▸ Short exercise
Extract all lines containing "Give".

▸ Materials provided
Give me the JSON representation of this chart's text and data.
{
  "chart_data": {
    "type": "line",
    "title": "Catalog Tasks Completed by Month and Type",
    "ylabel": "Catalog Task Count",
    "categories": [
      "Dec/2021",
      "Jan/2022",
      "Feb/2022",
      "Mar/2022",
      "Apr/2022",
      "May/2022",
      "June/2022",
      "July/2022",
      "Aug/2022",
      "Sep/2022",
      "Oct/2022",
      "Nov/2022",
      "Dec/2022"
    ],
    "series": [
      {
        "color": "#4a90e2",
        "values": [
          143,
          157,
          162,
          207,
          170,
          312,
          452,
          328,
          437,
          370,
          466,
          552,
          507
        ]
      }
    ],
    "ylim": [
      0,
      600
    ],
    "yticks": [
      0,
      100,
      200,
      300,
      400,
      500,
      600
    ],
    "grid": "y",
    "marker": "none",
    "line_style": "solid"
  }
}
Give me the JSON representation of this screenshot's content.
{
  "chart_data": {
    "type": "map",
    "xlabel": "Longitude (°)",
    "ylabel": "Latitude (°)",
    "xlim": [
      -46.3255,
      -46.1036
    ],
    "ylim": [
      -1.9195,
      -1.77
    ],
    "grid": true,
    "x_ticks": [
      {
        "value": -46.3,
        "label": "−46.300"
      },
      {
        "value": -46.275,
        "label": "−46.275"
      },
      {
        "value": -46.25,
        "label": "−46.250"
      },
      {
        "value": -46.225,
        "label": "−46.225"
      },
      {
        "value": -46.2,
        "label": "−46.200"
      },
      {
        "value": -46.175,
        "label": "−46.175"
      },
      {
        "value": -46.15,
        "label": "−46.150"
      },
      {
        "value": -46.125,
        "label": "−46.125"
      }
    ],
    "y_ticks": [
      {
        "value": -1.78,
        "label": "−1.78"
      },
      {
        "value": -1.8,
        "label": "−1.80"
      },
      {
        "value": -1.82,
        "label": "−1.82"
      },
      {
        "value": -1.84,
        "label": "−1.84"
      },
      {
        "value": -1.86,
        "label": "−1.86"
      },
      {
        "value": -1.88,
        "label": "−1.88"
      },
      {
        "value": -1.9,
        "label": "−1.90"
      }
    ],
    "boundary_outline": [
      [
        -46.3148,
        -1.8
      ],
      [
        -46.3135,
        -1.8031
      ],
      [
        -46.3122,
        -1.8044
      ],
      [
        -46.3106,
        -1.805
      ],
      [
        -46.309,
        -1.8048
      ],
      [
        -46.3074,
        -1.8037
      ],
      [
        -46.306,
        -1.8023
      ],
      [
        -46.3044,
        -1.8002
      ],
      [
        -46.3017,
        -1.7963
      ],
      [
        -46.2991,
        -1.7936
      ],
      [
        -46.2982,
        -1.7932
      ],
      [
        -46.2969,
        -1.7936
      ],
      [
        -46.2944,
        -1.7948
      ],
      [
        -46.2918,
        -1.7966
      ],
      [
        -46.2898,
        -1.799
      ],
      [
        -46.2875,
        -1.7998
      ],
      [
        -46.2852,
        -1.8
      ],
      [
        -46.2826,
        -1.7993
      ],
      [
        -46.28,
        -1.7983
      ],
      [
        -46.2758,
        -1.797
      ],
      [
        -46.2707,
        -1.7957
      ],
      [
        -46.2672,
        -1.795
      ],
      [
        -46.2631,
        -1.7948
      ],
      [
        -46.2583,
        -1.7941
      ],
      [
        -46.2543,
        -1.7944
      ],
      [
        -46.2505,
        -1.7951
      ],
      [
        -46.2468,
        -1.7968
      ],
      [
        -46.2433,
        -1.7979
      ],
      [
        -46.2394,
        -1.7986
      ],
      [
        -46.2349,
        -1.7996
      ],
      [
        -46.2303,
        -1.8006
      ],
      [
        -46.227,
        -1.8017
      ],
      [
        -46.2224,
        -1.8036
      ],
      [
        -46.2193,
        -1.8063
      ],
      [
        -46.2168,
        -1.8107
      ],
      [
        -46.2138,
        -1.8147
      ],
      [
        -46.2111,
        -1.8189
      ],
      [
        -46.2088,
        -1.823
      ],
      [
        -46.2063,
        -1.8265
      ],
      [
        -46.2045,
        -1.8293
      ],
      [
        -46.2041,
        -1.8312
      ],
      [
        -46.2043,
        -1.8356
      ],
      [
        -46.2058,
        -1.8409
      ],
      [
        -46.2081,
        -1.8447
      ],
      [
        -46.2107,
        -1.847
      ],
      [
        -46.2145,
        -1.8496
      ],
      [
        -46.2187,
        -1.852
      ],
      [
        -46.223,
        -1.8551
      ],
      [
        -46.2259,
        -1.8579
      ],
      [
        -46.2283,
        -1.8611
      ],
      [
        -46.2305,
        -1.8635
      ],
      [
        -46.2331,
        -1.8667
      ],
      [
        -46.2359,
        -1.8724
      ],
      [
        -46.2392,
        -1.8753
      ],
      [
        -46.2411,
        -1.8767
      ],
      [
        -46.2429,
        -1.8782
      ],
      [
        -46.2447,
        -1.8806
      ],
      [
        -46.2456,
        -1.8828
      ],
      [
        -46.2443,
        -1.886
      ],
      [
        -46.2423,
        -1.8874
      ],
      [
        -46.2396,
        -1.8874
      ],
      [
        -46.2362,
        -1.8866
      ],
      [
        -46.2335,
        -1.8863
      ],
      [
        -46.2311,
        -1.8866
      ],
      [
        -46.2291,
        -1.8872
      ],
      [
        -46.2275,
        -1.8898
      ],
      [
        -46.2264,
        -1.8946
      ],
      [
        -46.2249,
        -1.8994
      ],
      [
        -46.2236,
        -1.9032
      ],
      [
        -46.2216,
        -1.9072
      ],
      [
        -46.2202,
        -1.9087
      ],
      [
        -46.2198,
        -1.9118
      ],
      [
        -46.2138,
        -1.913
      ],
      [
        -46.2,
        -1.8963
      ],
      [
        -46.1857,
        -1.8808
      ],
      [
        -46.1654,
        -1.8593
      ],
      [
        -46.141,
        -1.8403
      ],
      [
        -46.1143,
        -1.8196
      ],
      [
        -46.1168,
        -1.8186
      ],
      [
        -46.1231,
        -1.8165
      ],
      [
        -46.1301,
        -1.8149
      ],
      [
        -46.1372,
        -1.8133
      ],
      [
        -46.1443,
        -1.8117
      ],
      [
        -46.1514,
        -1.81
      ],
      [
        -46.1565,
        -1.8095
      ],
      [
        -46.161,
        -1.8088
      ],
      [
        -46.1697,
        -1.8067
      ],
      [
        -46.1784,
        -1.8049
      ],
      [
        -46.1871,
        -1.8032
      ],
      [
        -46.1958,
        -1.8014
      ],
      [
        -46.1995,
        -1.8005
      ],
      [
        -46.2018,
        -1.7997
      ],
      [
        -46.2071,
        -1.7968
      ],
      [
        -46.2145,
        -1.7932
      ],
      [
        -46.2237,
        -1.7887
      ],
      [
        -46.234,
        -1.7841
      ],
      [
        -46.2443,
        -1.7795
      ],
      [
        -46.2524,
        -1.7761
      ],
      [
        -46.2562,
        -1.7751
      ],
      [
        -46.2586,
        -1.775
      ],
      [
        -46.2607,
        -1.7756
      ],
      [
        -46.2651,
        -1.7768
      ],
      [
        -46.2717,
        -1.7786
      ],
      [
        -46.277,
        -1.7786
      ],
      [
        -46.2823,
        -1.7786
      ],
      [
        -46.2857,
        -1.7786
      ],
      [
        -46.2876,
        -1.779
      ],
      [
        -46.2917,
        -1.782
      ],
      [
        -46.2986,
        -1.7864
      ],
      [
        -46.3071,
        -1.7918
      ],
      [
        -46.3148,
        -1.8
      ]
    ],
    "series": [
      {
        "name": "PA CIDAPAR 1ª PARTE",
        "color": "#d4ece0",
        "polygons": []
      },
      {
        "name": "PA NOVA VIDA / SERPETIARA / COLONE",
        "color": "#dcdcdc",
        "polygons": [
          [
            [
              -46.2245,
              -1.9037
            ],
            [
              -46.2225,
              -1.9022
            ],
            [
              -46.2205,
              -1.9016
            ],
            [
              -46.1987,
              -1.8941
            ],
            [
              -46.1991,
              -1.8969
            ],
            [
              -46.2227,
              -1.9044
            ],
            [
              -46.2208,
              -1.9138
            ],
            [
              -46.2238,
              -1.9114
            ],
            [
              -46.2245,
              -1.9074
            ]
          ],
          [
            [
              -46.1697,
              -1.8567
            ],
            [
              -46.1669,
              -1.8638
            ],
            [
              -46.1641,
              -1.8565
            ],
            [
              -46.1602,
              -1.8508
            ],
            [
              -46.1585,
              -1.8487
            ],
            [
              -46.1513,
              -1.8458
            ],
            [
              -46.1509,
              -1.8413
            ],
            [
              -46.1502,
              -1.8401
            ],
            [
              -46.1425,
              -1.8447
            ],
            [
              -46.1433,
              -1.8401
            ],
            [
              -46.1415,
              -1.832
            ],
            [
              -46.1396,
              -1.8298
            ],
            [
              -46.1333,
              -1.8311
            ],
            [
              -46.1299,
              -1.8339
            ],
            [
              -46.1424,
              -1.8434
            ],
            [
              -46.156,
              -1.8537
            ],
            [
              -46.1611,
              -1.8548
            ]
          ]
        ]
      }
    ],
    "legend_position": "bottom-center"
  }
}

▸ Solution
Give me the JSON representation of this chart's text and data.
Give me the JSON representation of this screenshot's content.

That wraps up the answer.